Restate exactly the lines below, from the one containing "Extract all readable text from this page." through the final line, and leave out the pictures.

--- Start of Data section ---

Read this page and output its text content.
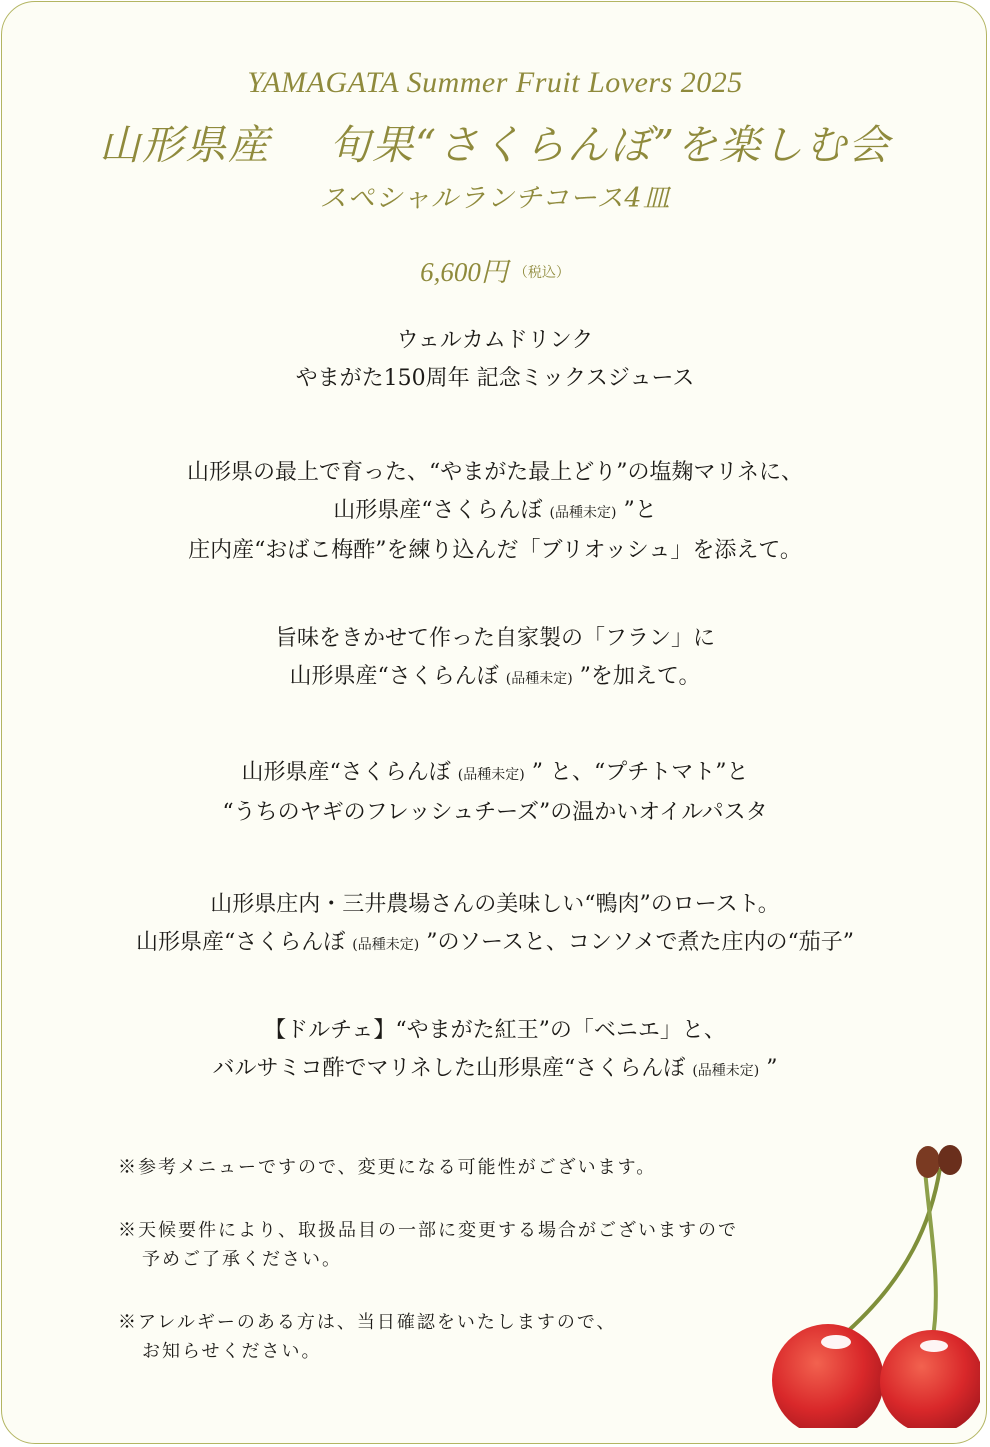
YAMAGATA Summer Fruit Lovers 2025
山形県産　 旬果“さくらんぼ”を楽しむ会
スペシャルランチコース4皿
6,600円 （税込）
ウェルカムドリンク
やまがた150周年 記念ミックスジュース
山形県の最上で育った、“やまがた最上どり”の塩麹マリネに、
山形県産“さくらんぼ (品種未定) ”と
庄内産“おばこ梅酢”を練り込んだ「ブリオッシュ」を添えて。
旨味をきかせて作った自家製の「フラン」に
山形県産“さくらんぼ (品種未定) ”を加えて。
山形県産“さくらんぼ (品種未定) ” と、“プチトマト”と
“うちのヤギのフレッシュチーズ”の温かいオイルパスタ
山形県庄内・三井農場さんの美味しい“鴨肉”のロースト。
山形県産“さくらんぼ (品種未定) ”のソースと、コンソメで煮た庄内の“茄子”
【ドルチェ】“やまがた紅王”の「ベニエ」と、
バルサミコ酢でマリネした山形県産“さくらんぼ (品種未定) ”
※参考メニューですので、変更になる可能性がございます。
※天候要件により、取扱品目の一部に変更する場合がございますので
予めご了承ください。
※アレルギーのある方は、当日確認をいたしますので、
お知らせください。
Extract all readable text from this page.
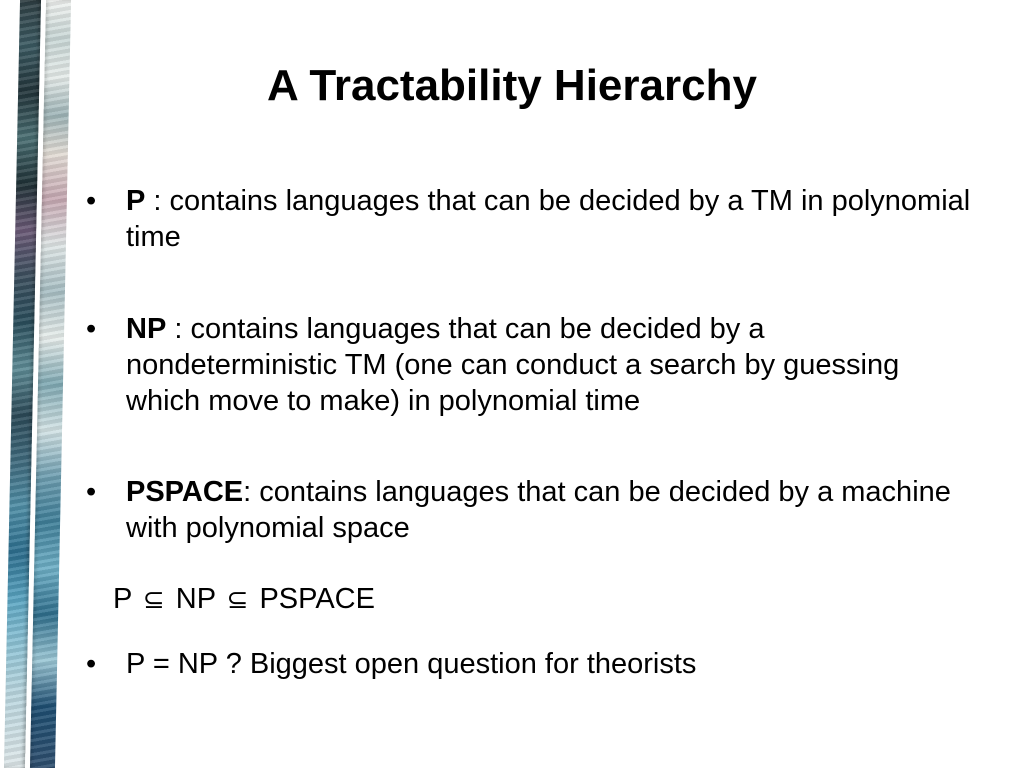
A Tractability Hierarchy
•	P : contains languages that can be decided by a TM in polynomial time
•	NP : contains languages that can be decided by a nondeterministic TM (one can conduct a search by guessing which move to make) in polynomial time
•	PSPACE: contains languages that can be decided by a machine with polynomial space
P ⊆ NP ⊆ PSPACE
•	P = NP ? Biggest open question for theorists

--- End of Data section ---

◆ Output for this exercise ◆
Extract all readable text from this page.
A Tractability Hierarchy
•	P : contains languages that can be decided by a TM in polynomial time
•	NP : contains languages that can be decided by a nondeterministic TM (one can conduct a search by guessing which move to make) in polynomial time
•	PSPACE: contains languages that can be decided by a machine with polynomial space
P ⊆ NP ⊆ PSPACE
•	P = NP ? Biggest open question for theorists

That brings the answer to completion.